-- Input start --

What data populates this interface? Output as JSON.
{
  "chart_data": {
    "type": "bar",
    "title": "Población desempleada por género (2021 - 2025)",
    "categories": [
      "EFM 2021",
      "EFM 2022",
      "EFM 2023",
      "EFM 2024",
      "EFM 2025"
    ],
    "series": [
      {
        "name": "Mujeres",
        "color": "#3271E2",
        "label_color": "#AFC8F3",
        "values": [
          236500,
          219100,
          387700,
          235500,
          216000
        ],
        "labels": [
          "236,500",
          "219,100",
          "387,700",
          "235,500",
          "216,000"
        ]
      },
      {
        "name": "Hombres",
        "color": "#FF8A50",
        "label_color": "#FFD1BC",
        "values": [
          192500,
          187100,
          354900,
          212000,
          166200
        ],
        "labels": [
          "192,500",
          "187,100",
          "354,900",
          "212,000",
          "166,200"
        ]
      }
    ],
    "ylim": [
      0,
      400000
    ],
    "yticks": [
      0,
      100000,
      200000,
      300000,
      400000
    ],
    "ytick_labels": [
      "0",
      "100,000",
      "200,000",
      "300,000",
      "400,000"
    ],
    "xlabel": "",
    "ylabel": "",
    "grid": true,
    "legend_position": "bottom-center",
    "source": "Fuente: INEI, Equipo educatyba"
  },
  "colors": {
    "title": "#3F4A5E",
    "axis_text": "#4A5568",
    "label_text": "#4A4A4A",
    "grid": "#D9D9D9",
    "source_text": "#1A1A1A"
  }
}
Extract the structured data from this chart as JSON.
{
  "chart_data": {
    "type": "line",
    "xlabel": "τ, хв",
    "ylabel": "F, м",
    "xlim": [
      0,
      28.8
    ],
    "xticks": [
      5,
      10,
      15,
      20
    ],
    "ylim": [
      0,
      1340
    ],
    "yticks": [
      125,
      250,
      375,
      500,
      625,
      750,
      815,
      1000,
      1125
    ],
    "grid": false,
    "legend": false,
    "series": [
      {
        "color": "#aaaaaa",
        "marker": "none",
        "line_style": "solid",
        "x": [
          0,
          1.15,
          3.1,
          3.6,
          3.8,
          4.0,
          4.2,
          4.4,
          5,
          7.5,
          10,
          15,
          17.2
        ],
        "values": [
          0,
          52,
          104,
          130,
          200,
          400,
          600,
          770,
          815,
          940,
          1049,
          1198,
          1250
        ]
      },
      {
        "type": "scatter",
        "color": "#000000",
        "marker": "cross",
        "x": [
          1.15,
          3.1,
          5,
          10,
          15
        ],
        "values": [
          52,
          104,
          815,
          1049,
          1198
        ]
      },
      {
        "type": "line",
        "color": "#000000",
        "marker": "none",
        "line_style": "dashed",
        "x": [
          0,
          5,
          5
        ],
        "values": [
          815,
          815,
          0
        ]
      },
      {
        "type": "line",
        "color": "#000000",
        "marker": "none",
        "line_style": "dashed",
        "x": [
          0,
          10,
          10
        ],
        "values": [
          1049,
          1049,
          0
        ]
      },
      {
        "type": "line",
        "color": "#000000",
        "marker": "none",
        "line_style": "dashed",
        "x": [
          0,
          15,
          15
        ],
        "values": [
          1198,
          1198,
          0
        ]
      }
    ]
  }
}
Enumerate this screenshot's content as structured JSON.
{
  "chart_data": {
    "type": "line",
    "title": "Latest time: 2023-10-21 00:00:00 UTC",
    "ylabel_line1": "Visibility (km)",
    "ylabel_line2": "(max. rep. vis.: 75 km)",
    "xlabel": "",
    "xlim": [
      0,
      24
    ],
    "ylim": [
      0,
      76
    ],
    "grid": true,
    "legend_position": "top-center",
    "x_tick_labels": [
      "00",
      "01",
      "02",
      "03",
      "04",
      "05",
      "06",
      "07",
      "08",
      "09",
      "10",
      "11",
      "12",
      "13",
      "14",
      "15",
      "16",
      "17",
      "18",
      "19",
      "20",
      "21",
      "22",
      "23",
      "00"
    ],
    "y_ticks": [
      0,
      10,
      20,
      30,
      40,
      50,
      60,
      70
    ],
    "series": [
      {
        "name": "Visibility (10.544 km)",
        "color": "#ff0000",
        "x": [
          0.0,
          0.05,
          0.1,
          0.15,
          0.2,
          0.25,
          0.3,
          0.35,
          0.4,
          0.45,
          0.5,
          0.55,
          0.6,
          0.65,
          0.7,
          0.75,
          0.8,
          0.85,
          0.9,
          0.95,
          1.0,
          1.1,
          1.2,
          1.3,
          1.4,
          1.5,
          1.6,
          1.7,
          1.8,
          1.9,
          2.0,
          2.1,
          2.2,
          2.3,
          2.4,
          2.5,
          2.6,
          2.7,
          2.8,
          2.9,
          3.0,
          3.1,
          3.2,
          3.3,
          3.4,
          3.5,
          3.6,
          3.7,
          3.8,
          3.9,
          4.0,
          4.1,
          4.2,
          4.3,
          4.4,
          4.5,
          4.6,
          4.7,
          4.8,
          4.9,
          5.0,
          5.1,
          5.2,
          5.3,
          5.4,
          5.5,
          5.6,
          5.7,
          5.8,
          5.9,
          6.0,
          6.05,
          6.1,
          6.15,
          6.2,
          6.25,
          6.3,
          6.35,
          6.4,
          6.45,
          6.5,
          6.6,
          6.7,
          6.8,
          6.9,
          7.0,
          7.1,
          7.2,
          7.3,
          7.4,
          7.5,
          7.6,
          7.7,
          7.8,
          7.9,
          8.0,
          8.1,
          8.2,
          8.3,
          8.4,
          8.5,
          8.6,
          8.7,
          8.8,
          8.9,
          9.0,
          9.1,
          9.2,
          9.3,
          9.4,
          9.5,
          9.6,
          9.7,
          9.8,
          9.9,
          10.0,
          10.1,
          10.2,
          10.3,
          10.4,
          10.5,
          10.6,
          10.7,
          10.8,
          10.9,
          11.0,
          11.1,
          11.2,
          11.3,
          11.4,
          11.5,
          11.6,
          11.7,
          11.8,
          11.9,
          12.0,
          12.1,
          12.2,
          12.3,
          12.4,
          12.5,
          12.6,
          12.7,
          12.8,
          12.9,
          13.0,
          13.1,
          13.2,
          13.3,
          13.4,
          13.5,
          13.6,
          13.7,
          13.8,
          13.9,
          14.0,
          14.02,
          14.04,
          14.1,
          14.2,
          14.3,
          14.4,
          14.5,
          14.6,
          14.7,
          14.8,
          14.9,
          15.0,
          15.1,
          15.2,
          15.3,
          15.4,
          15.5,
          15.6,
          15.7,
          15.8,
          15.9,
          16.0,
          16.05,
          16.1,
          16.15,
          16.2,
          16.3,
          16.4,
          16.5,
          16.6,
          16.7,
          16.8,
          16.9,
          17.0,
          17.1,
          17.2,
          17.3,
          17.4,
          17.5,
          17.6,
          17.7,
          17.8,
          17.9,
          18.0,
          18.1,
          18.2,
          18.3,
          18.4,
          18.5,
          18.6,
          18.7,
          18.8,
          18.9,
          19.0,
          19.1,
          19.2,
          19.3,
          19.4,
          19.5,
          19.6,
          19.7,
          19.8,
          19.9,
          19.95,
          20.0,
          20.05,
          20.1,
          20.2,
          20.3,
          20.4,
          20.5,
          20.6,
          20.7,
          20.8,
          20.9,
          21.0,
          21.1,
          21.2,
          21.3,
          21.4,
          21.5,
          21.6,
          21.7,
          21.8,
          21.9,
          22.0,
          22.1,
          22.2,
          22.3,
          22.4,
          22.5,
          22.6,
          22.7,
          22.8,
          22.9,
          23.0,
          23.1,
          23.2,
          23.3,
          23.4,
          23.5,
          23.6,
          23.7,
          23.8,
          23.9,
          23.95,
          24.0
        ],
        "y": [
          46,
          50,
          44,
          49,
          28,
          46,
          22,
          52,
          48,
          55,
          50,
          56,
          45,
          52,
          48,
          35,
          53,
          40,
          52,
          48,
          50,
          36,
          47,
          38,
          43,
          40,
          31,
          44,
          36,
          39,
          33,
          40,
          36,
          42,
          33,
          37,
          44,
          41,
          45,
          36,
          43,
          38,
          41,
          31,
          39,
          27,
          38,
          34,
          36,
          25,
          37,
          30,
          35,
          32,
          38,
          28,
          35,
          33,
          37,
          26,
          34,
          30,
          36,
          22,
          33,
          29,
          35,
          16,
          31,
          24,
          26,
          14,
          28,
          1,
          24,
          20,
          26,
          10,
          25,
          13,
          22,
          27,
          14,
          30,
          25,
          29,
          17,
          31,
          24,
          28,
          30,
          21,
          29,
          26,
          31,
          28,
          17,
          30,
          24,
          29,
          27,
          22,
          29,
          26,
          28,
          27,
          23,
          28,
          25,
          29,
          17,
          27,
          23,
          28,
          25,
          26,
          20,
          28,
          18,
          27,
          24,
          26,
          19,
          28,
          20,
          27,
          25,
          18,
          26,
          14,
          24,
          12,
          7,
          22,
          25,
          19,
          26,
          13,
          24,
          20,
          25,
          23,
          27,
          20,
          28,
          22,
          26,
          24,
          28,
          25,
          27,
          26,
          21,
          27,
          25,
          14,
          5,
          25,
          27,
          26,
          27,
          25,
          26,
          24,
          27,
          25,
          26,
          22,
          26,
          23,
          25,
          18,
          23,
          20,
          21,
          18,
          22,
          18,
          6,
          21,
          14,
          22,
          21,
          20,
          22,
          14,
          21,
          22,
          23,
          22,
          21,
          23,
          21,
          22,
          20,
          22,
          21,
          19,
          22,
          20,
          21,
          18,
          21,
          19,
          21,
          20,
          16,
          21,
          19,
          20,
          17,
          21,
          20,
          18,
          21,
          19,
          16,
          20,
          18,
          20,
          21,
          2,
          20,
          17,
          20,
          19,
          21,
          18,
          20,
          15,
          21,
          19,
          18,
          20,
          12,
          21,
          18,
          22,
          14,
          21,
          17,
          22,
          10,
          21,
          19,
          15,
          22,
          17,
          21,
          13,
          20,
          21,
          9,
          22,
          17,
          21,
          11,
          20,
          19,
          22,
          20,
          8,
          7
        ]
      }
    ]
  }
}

-- Input end --

Task brief: Tally the lines that hold the string "this" and state the total, nothing more.

Right answer: 3